WHAT IS ASKED
Which lines hold the word "color"? Copy each of them.

— BEGIN —

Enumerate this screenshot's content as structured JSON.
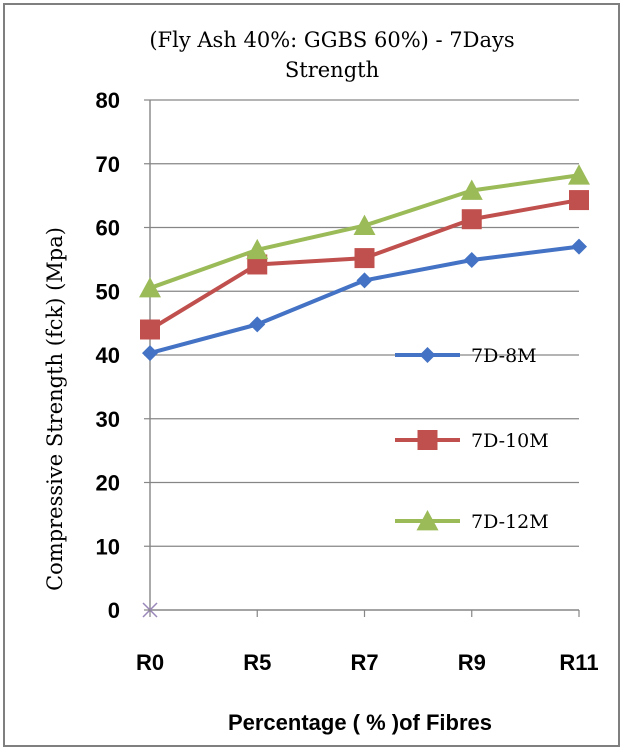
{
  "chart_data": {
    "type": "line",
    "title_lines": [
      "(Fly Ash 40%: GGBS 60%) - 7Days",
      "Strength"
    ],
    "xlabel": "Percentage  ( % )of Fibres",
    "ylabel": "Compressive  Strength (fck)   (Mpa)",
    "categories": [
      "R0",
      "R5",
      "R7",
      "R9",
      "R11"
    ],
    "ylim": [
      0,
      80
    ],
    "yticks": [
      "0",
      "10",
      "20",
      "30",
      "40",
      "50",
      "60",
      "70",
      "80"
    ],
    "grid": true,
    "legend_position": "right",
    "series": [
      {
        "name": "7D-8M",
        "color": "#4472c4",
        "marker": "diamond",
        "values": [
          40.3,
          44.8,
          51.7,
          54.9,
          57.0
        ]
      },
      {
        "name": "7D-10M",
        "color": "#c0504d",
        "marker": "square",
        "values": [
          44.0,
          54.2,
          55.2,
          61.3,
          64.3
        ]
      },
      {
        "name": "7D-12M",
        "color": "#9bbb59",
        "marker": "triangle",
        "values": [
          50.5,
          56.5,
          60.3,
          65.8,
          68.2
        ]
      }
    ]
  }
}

— END —

EXERCISE RESULT
        "color": "#4472c4",
        "color": "#c0504d",
        "color": "#9bbb59",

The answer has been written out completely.